Material for the task
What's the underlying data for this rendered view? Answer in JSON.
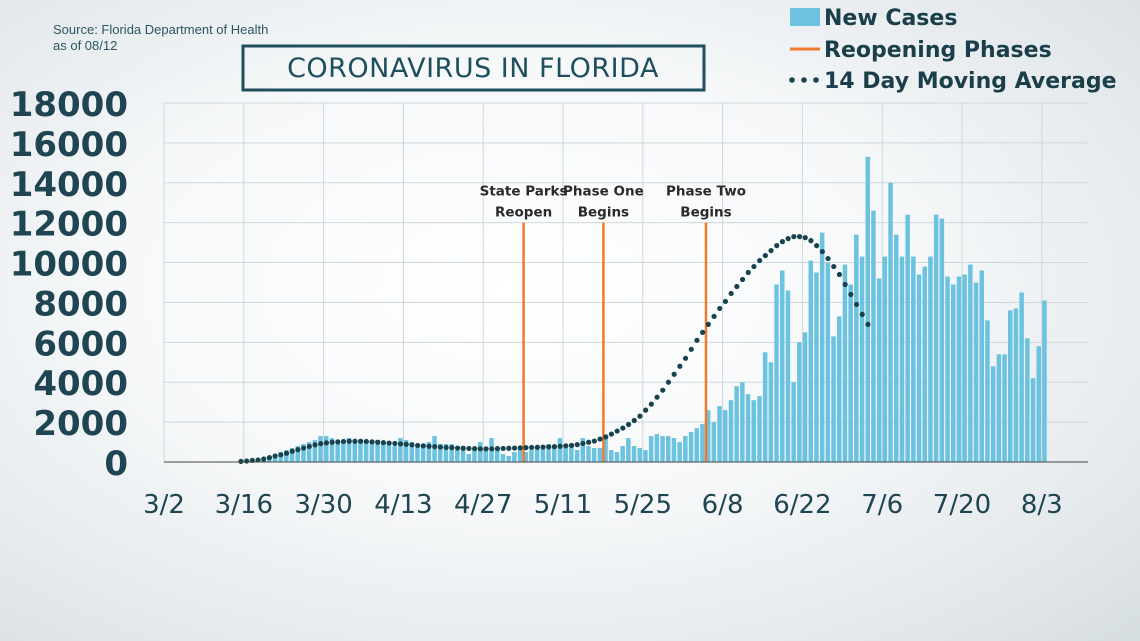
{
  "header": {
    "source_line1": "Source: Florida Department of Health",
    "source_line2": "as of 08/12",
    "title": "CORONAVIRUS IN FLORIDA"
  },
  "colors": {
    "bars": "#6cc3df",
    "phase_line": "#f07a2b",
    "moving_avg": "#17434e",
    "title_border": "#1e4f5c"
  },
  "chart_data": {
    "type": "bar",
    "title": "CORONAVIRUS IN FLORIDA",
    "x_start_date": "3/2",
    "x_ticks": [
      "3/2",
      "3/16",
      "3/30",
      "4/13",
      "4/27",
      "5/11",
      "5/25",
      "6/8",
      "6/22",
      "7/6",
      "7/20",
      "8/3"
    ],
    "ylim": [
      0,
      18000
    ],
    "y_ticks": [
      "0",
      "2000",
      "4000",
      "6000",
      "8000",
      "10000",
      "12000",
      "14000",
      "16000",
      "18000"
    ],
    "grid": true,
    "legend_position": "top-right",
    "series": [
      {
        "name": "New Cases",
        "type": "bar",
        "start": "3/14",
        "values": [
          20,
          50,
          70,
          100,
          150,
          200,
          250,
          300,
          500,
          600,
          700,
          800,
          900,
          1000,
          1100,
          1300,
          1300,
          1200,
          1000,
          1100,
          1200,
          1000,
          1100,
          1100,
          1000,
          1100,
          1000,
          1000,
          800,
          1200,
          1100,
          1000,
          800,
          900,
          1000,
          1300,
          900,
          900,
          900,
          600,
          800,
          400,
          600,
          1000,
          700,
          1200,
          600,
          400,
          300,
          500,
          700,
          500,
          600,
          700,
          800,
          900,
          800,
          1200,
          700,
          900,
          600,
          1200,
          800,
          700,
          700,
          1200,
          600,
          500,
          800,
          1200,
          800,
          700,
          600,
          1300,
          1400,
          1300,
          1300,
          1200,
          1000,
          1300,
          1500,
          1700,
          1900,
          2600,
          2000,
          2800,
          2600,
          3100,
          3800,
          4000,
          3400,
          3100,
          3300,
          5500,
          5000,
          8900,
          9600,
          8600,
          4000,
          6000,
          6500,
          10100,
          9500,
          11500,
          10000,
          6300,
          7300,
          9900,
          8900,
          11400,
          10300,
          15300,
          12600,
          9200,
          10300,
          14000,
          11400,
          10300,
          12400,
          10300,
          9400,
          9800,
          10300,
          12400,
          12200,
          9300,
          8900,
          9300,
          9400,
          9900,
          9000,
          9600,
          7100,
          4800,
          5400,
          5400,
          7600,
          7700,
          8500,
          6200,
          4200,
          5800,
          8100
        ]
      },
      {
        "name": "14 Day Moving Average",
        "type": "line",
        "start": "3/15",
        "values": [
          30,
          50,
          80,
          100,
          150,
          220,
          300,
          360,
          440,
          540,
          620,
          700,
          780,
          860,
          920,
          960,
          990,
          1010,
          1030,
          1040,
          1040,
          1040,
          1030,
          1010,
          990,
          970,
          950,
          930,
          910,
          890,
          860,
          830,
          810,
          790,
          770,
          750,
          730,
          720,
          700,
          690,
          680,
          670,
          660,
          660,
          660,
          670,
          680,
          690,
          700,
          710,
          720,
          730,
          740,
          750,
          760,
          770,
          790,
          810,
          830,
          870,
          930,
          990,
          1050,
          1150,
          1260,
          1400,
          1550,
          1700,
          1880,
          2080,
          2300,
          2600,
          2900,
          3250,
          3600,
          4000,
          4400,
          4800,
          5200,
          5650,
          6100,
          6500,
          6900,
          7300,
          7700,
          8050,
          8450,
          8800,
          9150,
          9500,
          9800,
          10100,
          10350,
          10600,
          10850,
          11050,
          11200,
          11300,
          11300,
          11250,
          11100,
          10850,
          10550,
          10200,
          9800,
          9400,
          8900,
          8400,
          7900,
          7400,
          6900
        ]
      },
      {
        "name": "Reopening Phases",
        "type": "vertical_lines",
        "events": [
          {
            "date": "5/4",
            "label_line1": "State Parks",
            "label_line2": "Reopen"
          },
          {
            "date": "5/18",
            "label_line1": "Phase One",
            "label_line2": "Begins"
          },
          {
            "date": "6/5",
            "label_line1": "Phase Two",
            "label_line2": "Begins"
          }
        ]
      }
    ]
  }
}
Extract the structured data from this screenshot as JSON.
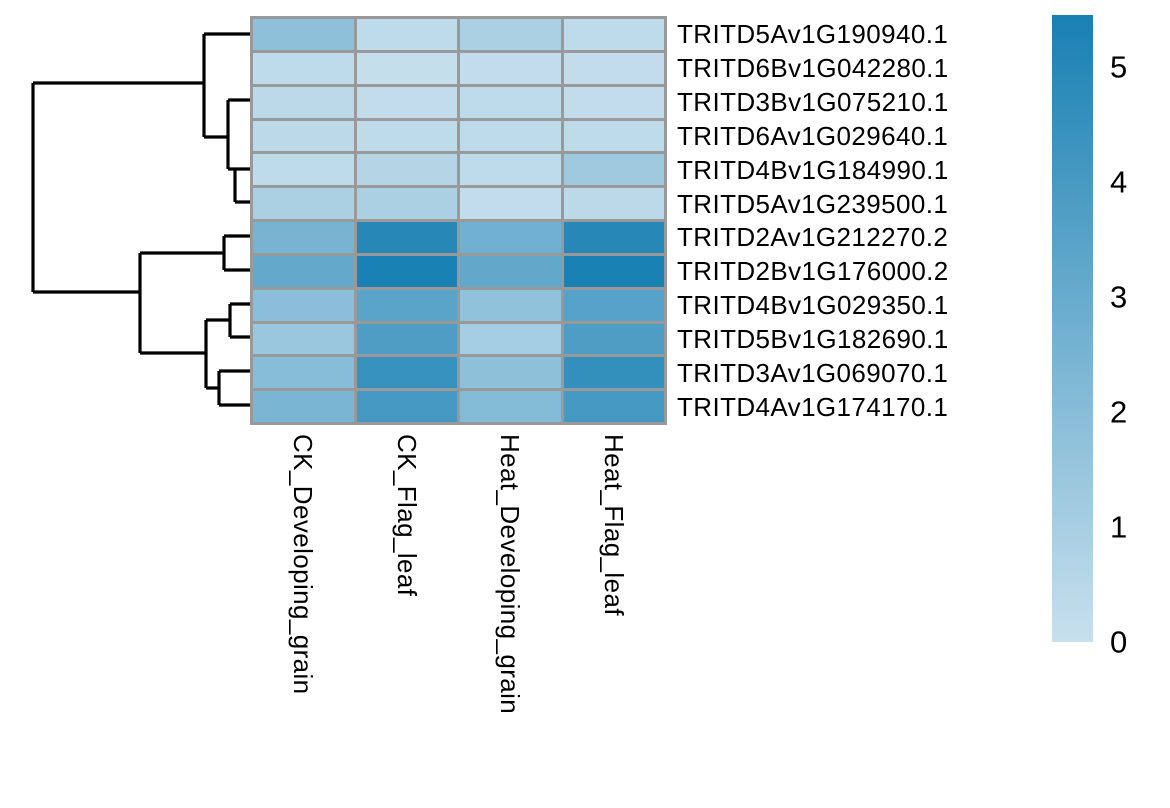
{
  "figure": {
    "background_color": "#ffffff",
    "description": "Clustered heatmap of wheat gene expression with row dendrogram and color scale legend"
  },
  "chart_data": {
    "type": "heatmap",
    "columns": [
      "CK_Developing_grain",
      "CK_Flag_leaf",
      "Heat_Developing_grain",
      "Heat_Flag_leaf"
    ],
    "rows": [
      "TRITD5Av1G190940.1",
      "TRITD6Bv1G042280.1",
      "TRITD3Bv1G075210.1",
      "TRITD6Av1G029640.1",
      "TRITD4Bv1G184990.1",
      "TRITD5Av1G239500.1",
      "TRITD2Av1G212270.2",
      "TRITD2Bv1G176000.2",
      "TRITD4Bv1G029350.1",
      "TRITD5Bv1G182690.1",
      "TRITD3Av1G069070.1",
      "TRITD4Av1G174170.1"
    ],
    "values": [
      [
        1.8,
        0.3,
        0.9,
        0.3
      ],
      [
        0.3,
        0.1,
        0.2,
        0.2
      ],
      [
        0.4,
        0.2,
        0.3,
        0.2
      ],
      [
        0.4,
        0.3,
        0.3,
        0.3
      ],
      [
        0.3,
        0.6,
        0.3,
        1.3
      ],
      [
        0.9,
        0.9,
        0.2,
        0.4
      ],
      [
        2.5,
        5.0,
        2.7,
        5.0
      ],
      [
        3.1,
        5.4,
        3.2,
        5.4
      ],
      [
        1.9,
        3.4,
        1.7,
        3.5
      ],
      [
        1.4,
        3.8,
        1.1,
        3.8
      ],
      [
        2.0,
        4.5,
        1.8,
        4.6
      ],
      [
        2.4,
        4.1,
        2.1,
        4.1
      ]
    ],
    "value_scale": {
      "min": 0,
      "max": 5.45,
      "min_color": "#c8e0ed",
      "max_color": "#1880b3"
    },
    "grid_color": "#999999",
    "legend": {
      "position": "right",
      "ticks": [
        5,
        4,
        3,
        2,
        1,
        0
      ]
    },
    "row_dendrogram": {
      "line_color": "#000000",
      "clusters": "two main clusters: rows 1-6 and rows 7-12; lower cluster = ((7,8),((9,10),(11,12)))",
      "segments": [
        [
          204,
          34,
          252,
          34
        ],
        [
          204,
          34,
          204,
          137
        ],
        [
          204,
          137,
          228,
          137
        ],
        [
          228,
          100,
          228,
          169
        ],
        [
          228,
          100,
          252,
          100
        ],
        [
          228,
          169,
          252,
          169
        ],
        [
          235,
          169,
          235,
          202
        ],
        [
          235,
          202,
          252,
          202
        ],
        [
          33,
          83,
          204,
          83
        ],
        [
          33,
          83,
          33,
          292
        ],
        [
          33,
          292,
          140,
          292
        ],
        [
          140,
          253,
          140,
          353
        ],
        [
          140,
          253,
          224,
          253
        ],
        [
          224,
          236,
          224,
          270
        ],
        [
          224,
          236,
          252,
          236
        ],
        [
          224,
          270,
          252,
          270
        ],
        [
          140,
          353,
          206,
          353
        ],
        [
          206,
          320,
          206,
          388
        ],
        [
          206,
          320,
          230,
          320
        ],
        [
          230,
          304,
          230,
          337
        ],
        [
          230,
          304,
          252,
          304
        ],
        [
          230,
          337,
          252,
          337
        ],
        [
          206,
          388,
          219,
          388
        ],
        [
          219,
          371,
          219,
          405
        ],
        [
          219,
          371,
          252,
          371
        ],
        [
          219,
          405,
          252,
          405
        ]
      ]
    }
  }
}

About this task
Omit the pictures and repeat the rest of the listing verbatim.

Reply
What's the underlying data for this rendered view? Answer in JSON.
{
  "header": {
    "source_line1": "Source: Florida Department of Health",
    "source_line2": "as of 08/12",
    "title": "CORONAVIRUS IN FLORIDA"
  },
  "colors": {
    "bars": "#6cc3df",
    "phase_line": "#f07a2b",
    "moving_avg": "#17434e",
    "title_border": "#1e4f5c"
  },
  "chart_data": {
    "type": "bar",
    "title": "CORONAVIRUS IN FLORIDA",
    "x_start_date": "3/2",
    "x_ticks": [
      "3/2",
      "3/16",
      "3/30",
      "4/13",
      "4/27",
      "5/11",
      "5/25",
      "6/8",
      "6/22",
      "7/6",
      "7/20",
      "8/3"
    ],
    "ylim": [
      0,
      18000
    ],
    "y_ticks": [
      "0",
      "2000",
      "4000",
      "6000",
      "8000",
      "10000",
      "12000",
      "14000",
      "16000",
      "18000"
    ],
    "grid": true,
    "legend_position": "top-right",
    "series": [
      {
        "name": "New Cases",
        "type": "bar",
        "start": "3/14",
        "values": [
          20,
          50,
          70,
          100,
          150,
          200,
          250,
          300,
          500,
          600,
          700,
          800,
          900,
          1000,
          1100,
          1300,
          1300,
          1200,
          1000,
          1100,
          1200,
          1000,
          1100,
          1100,
          1000,
          1100,
          1000,
          1000,
          800,
          1200,
          1100,
          1000,
          800,
          900,
          1000,
          1300,
          900,
          900,
          900,
          600,
          800,
          400,
          600,
          1000,
          700,
          1200,
          600,
          400,
          300,
          500,
          700,
          500,
          600,
          700,
          800,
          900,
          800,
          1200,
          700,
          900,
          600,
          1200,
          800,
          700,
          700,
          1200,
          600,
          500,
          800,
          1200,
          800,
          700,
          600,
          1300,
          1400,
          1300,
          1300,
          1200,
          1000,
          1300,
          1500,
          1700,
          1900,
          2600,
          2000,
          2800,
          2600,
          3100,
          3800,
          4000,
          3400,
          3100,
          3300,
          5500,
          5000,
          8900,
          9600,
          8600,
          4000,
          6000,
          6500,
          10100,
          9500,
          11500,
          10000,
          6300,
          7300,
          9900,
          8900,
          11400,
          10300,
          15300,
          12600,
          9200,
          10300,
          14000,
          11400,
          10300,
          12400,
          10300,
          9400,
          9800,
          10300,
          12400,
          12200,
          9300,
          8900,
          9300,
          9400,
          9900,
          9000,
          9600,
          7100,
          4800,
          5400,
          5400,
          7600,
          7700,
          8500,
          6200,
          4200,
          5800,
          8100
        ]
      },
      {
        "name": "14 Day Moving Average",
        "type": "line",
        "start": "3/15",
        "values": [
          30,
          50,
          80,
          100,
          150,
          220,
          300,
          360,
          440,
          540,
          620,
          700,
          780,
          860,
          920,
          960,
          990,
          1010,
          1030,
          1040,
          1040,
          1040,
          1030,
          1010,
          990,
          970,
          950,
          930,
          910,
          890,
          860,
          830,
          810,
          790,
          770,
          750,
          730,
          720,
          700,
          690,
          680,
          670,
          660,
          660,
          660,
          670,
          680,
          690,
          700,
          710,
          720,
          730,
          740,
          750,
          760,
          770,
          790,
          810,
          830,
          870,
          930,
          990,
          1050,
          1150,
          1260,
          1400,
          1550,
          1700,
          1880,
          2080,
          2300,
          2600,
          2900,
          3250,
          3600,
          4000,
          4400,
          4800,
          5200,
          5650,
          6100,
          6500,
          6900,
          7300,
          7700,
          8050,
          8450,
          8800,
          9150,
          9500,
          9800,
          10100,
          10350,
          10600,
          10850,
          11050,
          11200,
          11300,
          11300,
          11250,
          11100,
          10850,
          10550,
          10200,
          9800,
          9400,
          8900,
          8400,
          7900,
          7400,
          6900
        ]
      },
      {
        "name": "Reopening Phases",
        "type": "vertical_lines",
        "events": [
          {
            "date": "5/4",
            "label_line1": "State Parks",
            "label_line2": "Reopen"
          },
          {
            "date": "5/18",
            "label_line1": "Phase One",
            "label_line2": "Begins"
          },
          {
            "date": "6/5",
            "label_line1": "Phase Two",
            "label_line2": "Begins"
          }
        ]
      }
    ]
  }
}
Extract the structured data from this screenshot as JSON.
{
  "figure": {
    "background_color": "#ffffff",
    "description": "Clustered heatmap of wheat gene expression with row dendrogram and color scale legend"
  },
  "chart_data": {
    "type": "heatmap",
    "columns": [
      "CK_Developing_grain",
      "CK_Flag_leaf",
      "Heat_Developing_grain",
      "Heat_Flag_leaf"
    ],
    "rows": [
      "TRITD5Av1G190940.1",
      "TRITD6Bv1G042280.1",
      "TRITD3Bv1G075210.1",
      "TRITD6Av1G029640.1",
      "TRITD4Bv1G184990.1",
      "TRITD5Av1G239500.1",
      "TRITD2Av1G212270.2",
      "TRITD2Bv1G176000.2",
      "TRITD4Bv1G029350.1",
      "TRITD5Bv1G182690.1",
      "TRITD3Av1G069070.1",
      "TRITD4Av1G174170.1"
    ],
    "values": [
      [
        1.8,
        0.3,
        0.9,
        0.3
      ],
      [
        0.3,
        0.1,
        0.2,
        0.2
      ],
      [
        0.4,
        0.2,
        0.3,
        0.2
      ],
      [
        0.4,
        0.3,
        0.3,
        0.3
      ],
      [
        0.3,
        0.6,
        0.3,
        1.3
      ],
      [
        0.9,
        0.9,
        0.2,
        0.4
      ],
      [
        2.5,
        5.0,
        2.7,
        5.0
      ],
      [
        3.1,
        5.4,
        3.2,
        5.4
      ],
      [
        1.9,
        3.4,
        1.7,
        3.5
      ],
      [
        1.4,
        3.8,
        1.1,
        3.8
      ],
      [
        2.0,
        4.5,
        1.8,
        4.6
      ],
      [
        2.4,
        4.1,
        2.1,
        4.1
      ]
    ],
    "value_scale": {
      "min": 0,
      "max": 5.45,
      "min_color": "#c8e0ed",
      "max_color": "#1880b3"
    },
    "grid_color": "#999999",
    "legend": {
      "position": "right",
      "ticks": [
        5,
        4,
        3,
        2,
        1,
        0
      ]
    },
    "row_dendrogram": {
      "line_color": "#000000",
      "clusters": "two main clusters: rows 1-6 and rows 7-12; lower cluster = ((7,8),((9,10),(11,12)))",
      "segments": [
        [
          204,
          34,
          252,
          34
        ],
        [
          204,
          34,
          204,
          137
        ],
        [
          204,
          137,
          228,
          137
        ],
        [
          228,
          100,
          228,
          169
        ],
        [
          228,
          100,
          252,
          100
        ],
        [
          228,
          169,
          252,
          169
        ],
        [
          235,
          169,
          235,
          202
        ],
        [
          235,
          202,
          252,
          202
        ],
        [
          33,
          83,
          204,
          83
        ],
        [
          33,
          83,
          33,
          292
        ],
        [
          33,
          292,
          140,
          292
        ],
        [
          140,
          253,
          140,
          353
        ],
        [
          140,
          253,
          224,
          253
        ],
        [
          224,
          236,
          224,
          270
        ],
        [
          224,
          236,
          252,
          236
        ],
        [
          224,
          270,
          252,
          270
        ],
        [
          140,
          353,
          206,
          353
        ],
        [
          206,
          320,
          206,
          388
        ],
        [
          206,
          320,
          230,
          320
        ],
        [
          230,
          304,
          230,
          337
        ],
        [
          230,
          304,
          252,
          304
        ],
        [
          230,
          337,
          252,
          337
        ],
        [
          206,
          388,
          219,
          388
        ],
        [
          219,
          371,
          219,
          405
        ],
        [
          219,
          371,
          252,
          371
        ],
        [
          219,
          405,
          252,
          405
        ]
      ]
    }
  }
}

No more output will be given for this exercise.